SUPPLIED DATA
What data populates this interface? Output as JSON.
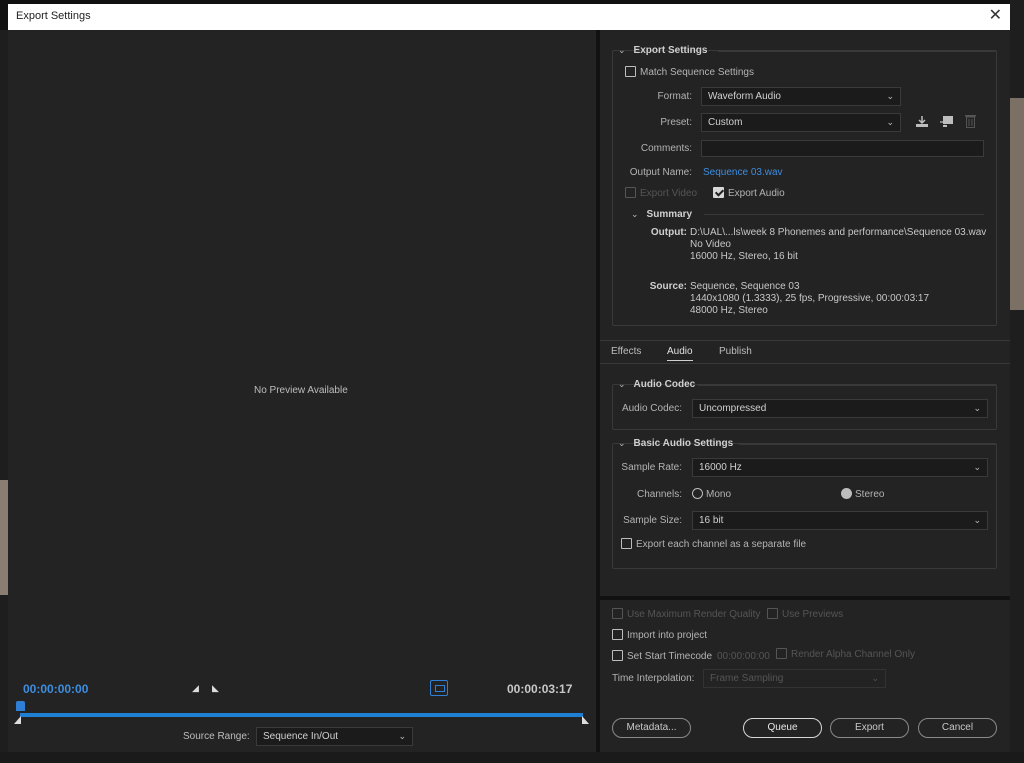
{
  "window": {
    "title": "Export Settings",
    "close_glyph": "✕"
  },
  "preview": {
    "no_preview": "No Preview Available",
    "timecode_in": "00:00:00:00",
    "timecode_out": "00:00:03:17",
    "mark_in_glyph": "◢",
    "mark_out_glyph": "◣",
    "source_range_label": "Source Range:",
    "source_range_value": "Sequence In/Out"
  },
  "export_settings": {
    "title": "Export Settings",
    "match_sequence_label": "Match Sequence Settings",
    "match_sequence_checked": false,
    "format_label": "Format:",
    "format_value": "Waveform Audio",
    "preset_label": "Preset:",
    "preset_value": "Custom",
    "comments_label": "Comments:",
    "comments_value": "",
    "output_name_label": "Output Name:",
    "output_name_value": "Sequence 03.wav",
    "export_video_label": "Export Video",
    "export_video_checked": false,
    "export_audio_label": "Export Audio",
    "export_audio_checked": true,
    "icons": [
      "save-preset-icon",
      "import-preset-icon",
      "delete-preset-icon"
    ]
  },
  "summary": {
    "title": "Summary",
    "output_label": "Output:",
    "output_lines": [
      "D:\\UAL\\...ls\\week 8 Phonemes and performance\\Sequence 03.wav",
      "No Video",
      "16000 Hz, Stereo, 16 bit"
    ],
    "source_label": "Source:",
    "source_lines": [
      "Sequence, Sequence 03",
      "1440x1080 (1.3333), 25 fps, Progressive, 00:00:03:17",
      "48000 Hz, Stereo"
    ]
  },
  "tabs": [
    {
      "label": "Effects",
      "active": false
    },
    {
      "label": "Audio",
      "active": true
    },
    {
      "label": "Publish",
      "active": false
    }
  ],
  "audio_codec": {
    "title": "Audio Codec",
    "codec_label": "Audio Codec:",
    "codec_value": "Uncompressed"
  },
  "basic_audio": {
    "title": "Basic Audio Settings",
    "sample_rate_label": "Sample Rate:",
    "sample_rate_value": "16000 Hz",
    "channels_label": "Channels:",
    "mono_label": "Mono",
    "stereo_label": "Stereo",
    "selected_channel": "Stereo",
    "sample_size_label": "Sample Size:",
    "sample_size_value": "16 bit",
    "separate_channels_label": "Export each channel as a separate file"
  },
  "render_options": {
    "max_quality_label": "Use Maximum Render Quality",
    "use_previews_label": "Use Previews",
    "import_project_label": "Import into project",
    "start_timecode_label": "Set Start Timecode",
    "start_timecode_value": "00:00:00:00",
    "alpha_only_label": "Render Alpha Channel Only",
    "time_interp_label": "Time Interpolation:",
    "time_interp_value": "Frame Sampling"
  },
  "buttons": {
    "metadata": "Metadata...",
    "queue": "Queue",
    "export": "Export",
    "cancel": "Cancel"
  },
  "colors": {
    "accent": "#3d8de0",
    "panel": "#232323",
    "field": "#1b1b1b"
  }
}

WHAT YOU NEED TO DO
The material above holds pictures; copy everything else in it exactly.

ANSWER TO THIS EXERCISE
What data populates this interface? Output as JSON.
{
  "window": {
    "title": "Export Settings",
    "close_glyph": "✕"
  },
  "preview": {
    "no_preview": "No Preview Available",
    "timecode_in": "00:00:00:00",
    "timecode_out": "00:00:03:17",
    "mark_in_glyph": "◢",
    "mark_out_glyph": "◣",
    "source_range_label": "Source Range:",
    "source_range_value": "Sequence In/Out"
  },
  "export_settings": {
    "title": "Export Settings",
    "match_sequence_label": "Match Sequence Settings",
    "match_sequence_checked": false,
    "format_label": "Format:",
    "format_value": "Waveform Audio",
    "preset_label": "Preset:",
    "preset_value": "Custom",
    "comments_label": "Comments:",
    "comments_value": "",
    "output_name_label": "Output Name:",
    "output_name_value": "Sequence 03.wav",
    "export_video_label": "Export Video",
    "export_video_checked": false,
    "export_audio_label": "Export Audio",
    "export_audio_checked": true,
    "icons": [
      "save-preset-icon",
      "import-preset-icon",
      "delete-preset-icon"
    ]
  },
  "summary": {
    "title": "Summary",
    "output_label": "Output:",
    "output_lines": [
      "D:\\UAL\\...ls\\week 8 Phonemes and performance\\Sequence 03.wav",
      "No Video",
      "16000 Hz, Stereo, 16 bit"
    ],
    "source_label": "Source:",
    "source_lines": [
      "Sequence, Sequence 03",
      "1440x1080 (1.3333), 25 fps, Progressive, 00:00:03:17",
      "48000 Hz, Stereo"
    ]
  },
  "tabs": [
    {
      "label": "Effects",
      "active": false
    },
    {
      "label": "Audio",
      "active": true
    },
    {
      "label": "Publish",
      "active": false
    }
  ],
  "audio_codec": {
    "title": "Audio Codec",
    "codec_label": "Audio Codec:",
    "codec_value": "Uncompressed"
  },
  "basic_audio": {
    "title": "Basic Audio Settings",
    "sample_rate_label": "Sample Rate:",
    "sample_rate_value": "16000 Hz",
    "channels_label": "Channels:",
    "mono_label": "Mono",
    "stereo_label": "Stereo",
    "selected_channel": "Stereo",
    "sample_size_label": "Sample Size:",
    "sample_size_value": "16 bit",
    "separate_channels_label": "Export each channel as a separate file"
  },
  "render_options": {
    "max_quality_label": "Use Maximum Render Quality",
    "use_previews_label": "Use Previews",
    "import_project_label": "Import into project",
    "start_timecode_label": "Set Start Timecode",
    "start_timecode_value": "00:00:00:00",
    "alpha_only_label": "Render Alpha Channel Only",
    "time_interp_label": "Time Interpolation:",
    "time_interp_value": "Frame Sampling"
  },
  "buttons": {
    "metadata": "Metadata...",
    "queue": "Queue",
    "export": "Export",
    "cancel": "Cancel"
  },
  "colors": {
    "accent": "#3d8de0",
    "panel": "#232323",
    "field": "#1b1b1b"
  }
}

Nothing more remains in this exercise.